=== Task objective ===
Read through the data and report every line in which the word "right" occurs.

=== Task material ===
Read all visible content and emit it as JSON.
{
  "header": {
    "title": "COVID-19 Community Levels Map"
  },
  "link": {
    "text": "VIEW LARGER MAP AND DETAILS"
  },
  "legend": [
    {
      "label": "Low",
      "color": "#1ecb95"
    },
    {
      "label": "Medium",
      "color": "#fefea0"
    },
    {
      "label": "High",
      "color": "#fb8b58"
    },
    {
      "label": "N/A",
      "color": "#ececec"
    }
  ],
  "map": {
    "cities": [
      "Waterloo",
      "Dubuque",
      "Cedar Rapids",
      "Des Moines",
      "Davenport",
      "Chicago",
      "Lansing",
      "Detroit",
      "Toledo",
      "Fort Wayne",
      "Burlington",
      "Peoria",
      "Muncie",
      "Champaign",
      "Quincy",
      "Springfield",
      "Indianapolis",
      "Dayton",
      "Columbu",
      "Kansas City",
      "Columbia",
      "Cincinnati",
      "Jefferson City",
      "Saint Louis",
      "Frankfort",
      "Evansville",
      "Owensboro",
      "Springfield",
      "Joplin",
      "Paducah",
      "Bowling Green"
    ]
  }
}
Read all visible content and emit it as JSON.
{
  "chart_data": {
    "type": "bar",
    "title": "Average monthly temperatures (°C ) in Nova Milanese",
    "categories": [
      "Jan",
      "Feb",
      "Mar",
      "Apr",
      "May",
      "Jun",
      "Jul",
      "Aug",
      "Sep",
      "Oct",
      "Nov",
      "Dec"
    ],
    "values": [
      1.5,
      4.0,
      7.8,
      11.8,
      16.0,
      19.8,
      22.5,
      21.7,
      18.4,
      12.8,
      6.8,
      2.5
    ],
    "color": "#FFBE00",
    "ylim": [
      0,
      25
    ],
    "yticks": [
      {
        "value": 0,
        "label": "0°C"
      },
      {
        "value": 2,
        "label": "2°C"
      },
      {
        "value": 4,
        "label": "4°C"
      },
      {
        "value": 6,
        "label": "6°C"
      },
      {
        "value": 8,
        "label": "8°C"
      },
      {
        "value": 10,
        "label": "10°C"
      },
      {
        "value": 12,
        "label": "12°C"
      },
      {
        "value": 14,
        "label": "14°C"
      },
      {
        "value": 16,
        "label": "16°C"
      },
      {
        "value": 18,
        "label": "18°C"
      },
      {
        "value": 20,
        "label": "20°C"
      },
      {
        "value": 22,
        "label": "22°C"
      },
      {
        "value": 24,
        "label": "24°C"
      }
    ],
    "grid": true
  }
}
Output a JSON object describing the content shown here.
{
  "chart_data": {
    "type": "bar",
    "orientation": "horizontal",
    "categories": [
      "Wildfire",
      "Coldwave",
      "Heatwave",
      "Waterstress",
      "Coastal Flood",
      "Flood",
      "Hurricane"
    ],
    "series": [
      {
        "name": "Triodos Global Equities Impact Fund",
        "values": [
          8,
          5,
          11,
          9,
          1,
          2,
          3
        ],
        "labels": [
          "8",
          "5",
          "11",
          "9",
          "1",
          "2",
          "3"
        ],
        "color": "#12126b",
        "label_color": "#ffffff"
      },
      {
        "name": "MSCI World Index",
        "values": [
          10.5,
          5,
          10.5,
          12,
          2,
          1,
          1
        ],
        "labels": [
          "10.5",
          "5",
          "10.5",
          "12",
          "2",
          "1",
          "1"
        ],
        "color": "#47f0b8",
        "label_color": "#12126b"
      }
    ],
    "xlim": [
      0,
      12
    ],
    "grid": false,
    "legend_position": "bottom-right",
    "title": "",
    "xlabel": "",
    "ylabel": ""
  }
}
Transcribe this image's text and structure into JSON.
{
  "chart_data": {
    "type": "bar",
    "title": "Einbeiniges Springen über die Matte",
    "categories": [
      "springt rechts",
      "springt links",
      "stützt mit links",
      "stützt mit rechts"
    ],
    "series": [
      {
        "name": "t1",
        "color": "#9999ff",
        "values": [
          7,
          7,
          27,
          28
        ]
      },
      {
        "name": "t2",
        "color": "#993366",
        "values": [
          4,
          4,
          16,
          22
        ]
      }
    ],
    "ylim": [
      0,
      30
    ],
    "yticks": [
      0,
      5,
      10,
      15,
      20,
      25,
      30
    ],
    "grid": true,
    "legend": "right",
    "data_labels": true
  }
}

=== Exercise response ===
    "legend_position": "bottom-right",
    "legend": "right",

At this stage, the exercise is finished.